▶ [EXERCISE PROMPT]: Copy every line of the listing that holds the string "Lacerta".

Entries taken from a collection
● ● ● ●

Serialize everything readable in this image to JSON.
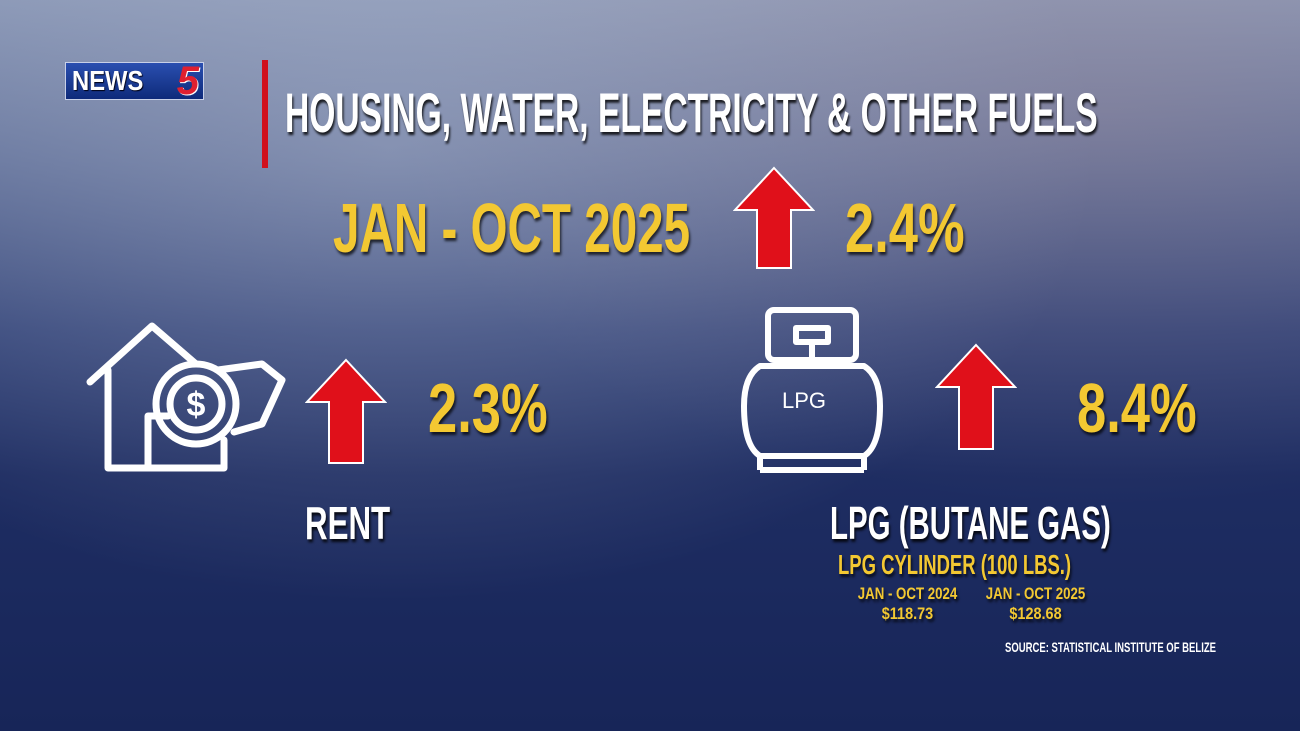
{
  "logo": {
    "text": "NEWS",
    "number": "5"
  },
  "title": "HOUSING, WATER, ELECTRICITY & OTHER FUELS",
  "period": "JAN - OCT 2025",
  "overall_change": "2.4%",
  "rent": {
    "label": "RENT",
    "change": "2.3%"
  },
  "lpg": {
    "label": "LPG (BUTANE GAS)",
    "change": "8.4%",
    "icon_text": "LPG",
    "subtitle": "LPG CYLINDER (100 LBS.)",
    "prices": [
      {
        "period": "JAN - OCT 2024",
        "price": "$118.73"
      },
      {
        "period": "JAN - OCT 2025",
        "price": "$128.68"
      }
    ]
  },
  "source": "SOURCE: STATISTICAL INSTITUTE OF BELIZE",
  "colors": {
    "accent_yellow": "#f3c832",
    "arrow_red": "#e0101a",
    "bar_red": "#d0101c"
  }
}
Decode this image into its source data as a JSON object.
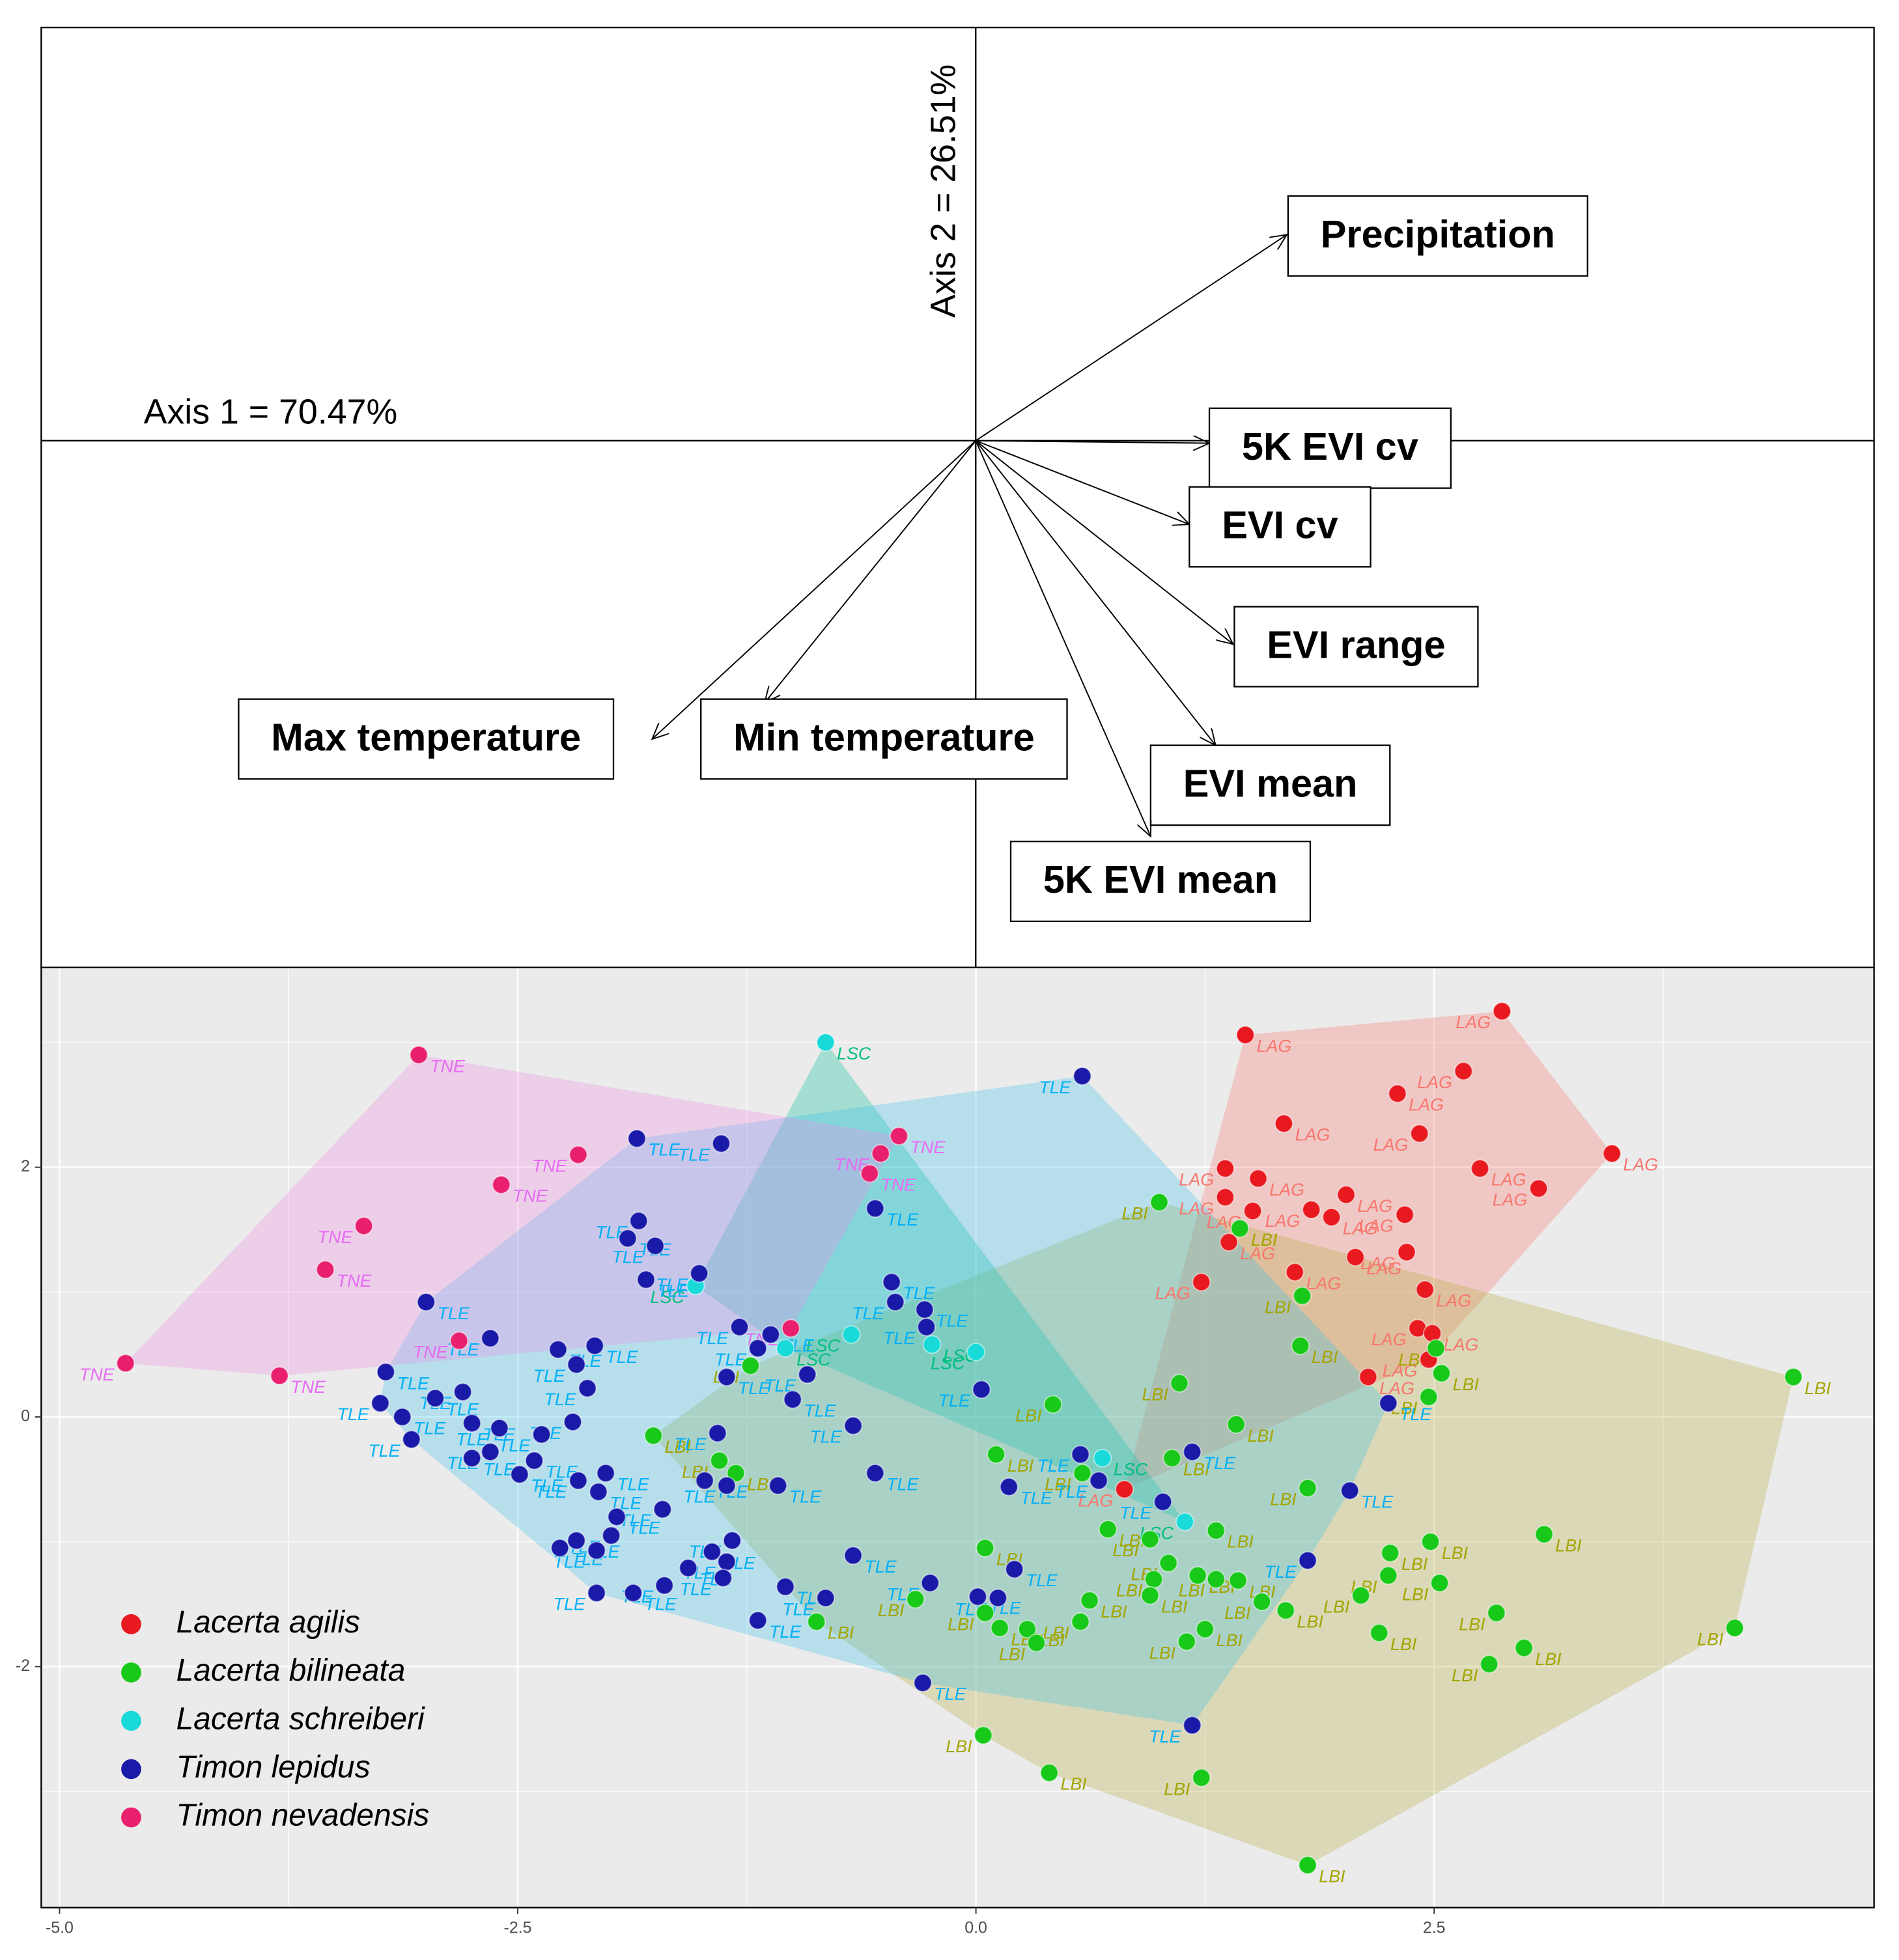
{
  "chart_data": [
    {
      "type": "biplot",
      "x_label": "Axis 1 = 70.47%",
      "y_label": "Axis 2 = 26.51%",
      "xlim": [
        -7.48,
        7.19
      ],
      "ylim": [
        -4.22,
        3.31
      ],
      "arrows": [
        {
          "label": "Precipitation",
          "x": 2.49,
          "y": 1.65
        },
        {
          "label": "5K EVI cv",
          "x": 1.87,
          "y": -0.02
        },
        {
          "label": "EVI cv",
          "x": 1.71,
          "y": -0.67
        },
        {
          "label": "EVI range",
          "x": 2.06,
          "y": -1.63
        },
        {
          "label": "EVI mean",
          "x": 1.92,
          "y": -2.44
        },
        {
          "label": "5K EVI mean",
          "x": 1.4,
          "y": -3.17
        },
        {
          "label": "Max temperature",
          "x": -2.59,
          "y": -2.39
        },
        {
          "label": "Min temperature",
          "x": -1.69,
          "y": -2.1
        }
      ]
    },
    {
      "type": "scatter",
      "xlim": [
        -5.1,
        4.9
      ],
      "ylim": [
        -3.93,
        3.6
      ],
      "xticks": [
        {
          "value": -5,
          "label": "-5.0"
        },
        {
          "value": -2.5,
          "label": "-2.5"
        },
        {
          "value": 0,
          "label": "0.0"
        },
        {
          "value": 2.5,
          "label": "2.5"
        }
      ],
      "yticks": [
        -2,
        0,
        2
      ],
      "xminor": [
        -3.75,
        -1.25,
        1.25,
        3.75
      ],
      "yminor": [
        -3,
        -1,
        1,
        3
      ],
      "grid": true,
      "legend": "bottom-left",
      "series": [
        {
          "name": "Lacerta agilis",
          "label": "LAG",
          "color": "#e8191f",
          "label_color": "#f8766d",
          "hull_color": "#f8766d",
          "x": [
            1.47,
            2.87,
            1.68,
            2.66,
            2.3,
            2.42,
            3.47,
            1.36,
            1.54,
            1.36,
            2.75,
            3.07,
            2.02,
            1.83,
            1.94,
            1.51,
            1.38,
            2.34,
            2.07,
            2.35,
            1.74,
            1.23,
            2.45,
            2.41,
            2.49,
            2.47,
            2.14,
            0.81
          ],
          "y": [
            3.06,
            3.25,
            2.35,
            2.77,
            2.59,
            2.27,
            2.11,
            1.99,
            1.91,
            1.76,
            1.99,
            1.83,
            1.78,
            1.66,
            1.6,
            1.65,
            1.4,
            1.62,
            1.28,
            1.32,
            1.16,
            1.08,
            1.02,
            0.71,
            0.67,
            0.46,
            0.32,
            -0.58
          ]
        },
        {
          "name": "Lacerta bilineata",
          "label": "LBI",
          "color": "#19c919",
          "label_color": "#a3a500",
          "hull_color": "#b3ad3a",
          "x": [
            1.0,
            1.44,
            1.78,
            1.77,
            2.51,
            2.54,
            2.47,
            4.46,
            1.11,
            1.42,
            0.42,
            0.11,
            0.58,
            1.07,
            1.81,
            0.72,
            0.95,
            1.31,
            1.05,
            1.21,
            1.31,
            1.43,
            0.97,
            0.95,
            1.56,
            1.69,
            2.1,
            2.26,
            2.25,
            2.48,
            2.53,
            3.1,
            2.84,
            2.99,
            2.8,
            2.2,
            4.14,
            1.25,
            1.15,
            0.62,
            0.57,
            0.28,
            0.33,
            0.13,
            0.05,
            0.05,
            -0.33,
            -0.87,
            -1.4,
            -1.31,
            -1.23,
            -1.76,
            0.04,
            0.4,
            1.23,
            1.81
          ],
          "y": [
            1.72,
            1.51,
            0.97,
            0.57,
            0.55,
            0.35,
            0.16,
            0.32,
            0.27,
            -0.06,
            0.1,
            -0.3,
            -0.45,
            -0.33,
            -0.57,
            -0.9,
            -0.98,
            -0.91,
            -1.17,
            -1.27,
            -1.3,
            -1.31,
            -1.3,
            -1.43,
            -1.48,
            -1.55,
            -1.43,
            -1.09,
            -1.27,
            -1.0,
            -1.33,
            -0.94,
            -1.57,
            -1.85,
            -1.98,
            -1.73,
            -1.69,
            -1.7,
            -1.8,
            -1.47,
            -1.64,
            -1.7,
            -1.81,
            -1.69,
            -1.57,
            -1.05,
            -1.46,
            -1.64,
            -0.35,
            -0.45,
            0.41,
            -0.15,
            -2.55,
            -2.85,
            -2.89,
            -3.59
          ]
        },
        {
          "name": "Lacerta schreiberi",
          "label": "LSC",
          "color": "#19d9d9",
          "label_color": "#00bf7d",
          "hull_color": "#00c09a",
          "x": [
            -0.82,
            -1.53,
            -1.04,
            -0.68,
            -0.24,
            0.0,
            0.69,
            1.14
          ],
          "y": [
            3.0,
            1.05,
            0.55,
            0.66,
            0.58,
            0.52,
            -0.33,
            -0.84
          ]
        },
        {
          "name": "Timon lepidus",
          "label": "TLE",
          "color": "#1a1aa8",
          "label_color": "#00b0f6",
          "hull_color": "#3cc0ec",
          "x": [
            0.58,
            -1.85,
            -1.39,
            -0.55,
            -1.84,
            -1.9,
            -1.75,
            -1.8,
            -1.51,
            -0.46,
            -0.44,
            -0.28,
            -0.27,
            -3.0,
            -2.65,
            -2.08,
            -2.18,
            -2.28,
            -1.29,
            -1.12,
            -1.19,
            -1.36,
            -0.92,
            -1.0,
            -2.12,
            -3.22,
            -3.25,
            -3.13,
            -3.08,
            -2.95,
            -2.8,
            -2.75,
            -2.6,
            -2.75,
            -2.65,
            -2.41,
            -2.37,
            -2.49,
            -2.2,
            -2.02,
            -2.17,
            -2.06,
            -1.41,
            -1.48,
            -1.36,
            -1.08,
            -0.67,
            -0.55,
            0.03,
            2.25,
            0.57,
            1.18,
            0.67,
            0.18,
            1.02,
            2.04,
            1.81,
            0.21,
            -1.71,
            -1.96,
            -1.99,
            -2.18,
            -2.07,
            -2.27,
            -1.33,
            -1.44,
            -1.36,
            -1.57,
            -1.38,
            -0.67,
            -1.7,
            -1.87,
            -2.07,
            -1.04,
            -0.82,
            -1.19,
            -0.25,
            0.01,
            0.12,
            -0.29,
            1.18
          ],
          "y": [
            2.73,
            2.23,
            2.19,
            1.67,
            1.57,
            1.43,
            1.37,
            1.1,
            1.15,
            1.08,
            0.92,
            0.86,
            0.72,
            0.92,
            0.63,
            0.57,
            0.42,
            0.54,
            0.72,
            0.66,
            0.55,
            0.32,
            0.34,
            0.14,
            0.23,
            0.36,
            0.11,
            0.0,
            -0.18,
            0.15,
            0.2,
            -0.05,
            -0.09,
            -0.33,
            -0.28,
            -0.35,
            -0.14,
            -0.46,
            -0.04,
            -0.45,
            -0.51,
            -0.6,
            -0.13,
            -0.51,
            -0.55,
            -0.55,
            -0.07,
            -0.45,
            0.22,
            0.11,
            -0.3,
            -0.28,
            -0.51,
            -0.56,
            -0.68,
            -0.59,
            -1.15,
            -1.22,
            -0.74,
            -0.8,
            -0.95,
            -0.99,
            -1.07,
            -1.05,
            -0.99,
            -1.08,
            -1.16,
            -1.21,
            -1.29,
            -1.11,
            -1.35,
            -1.41,
            -1.41,
            -1.36,
            -1.45,
            -1.63,
            -1.33,
            -1.44,
            -1.45,
            -2.13,
            -2.47
          ]
        },
        {
          "name": "Timon nevadensis",
          "label": "TNE",
          "color": "#e8206e",
          "label_color": "#e76bf3",
          "hull_color": "#ef8ae6",
          "x": [
            -3.04,
            -2.17,
            -2.59,
            -3.34,
            -3.55,
            -4.64,
            -3.8,
            -2.82,
            -0.42,
            -0.52,
            -0.58,
            -1.01
          ],
          "y": [
            2.9,
            2.1,
            1.86,
            1.53,
            1.18,
            0.43,
            0.33,
            0.61,
            2.25,
            2.11,
            1.95,
            0.71
          ]
        }
      ]
    }
  ]
}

● ● ● ●

▶ [TASK ANSWER]:
          "name": "Lacerta agilis",
          "name": "Lacerta bilineata",
          "name": "Lacerta schreiberi",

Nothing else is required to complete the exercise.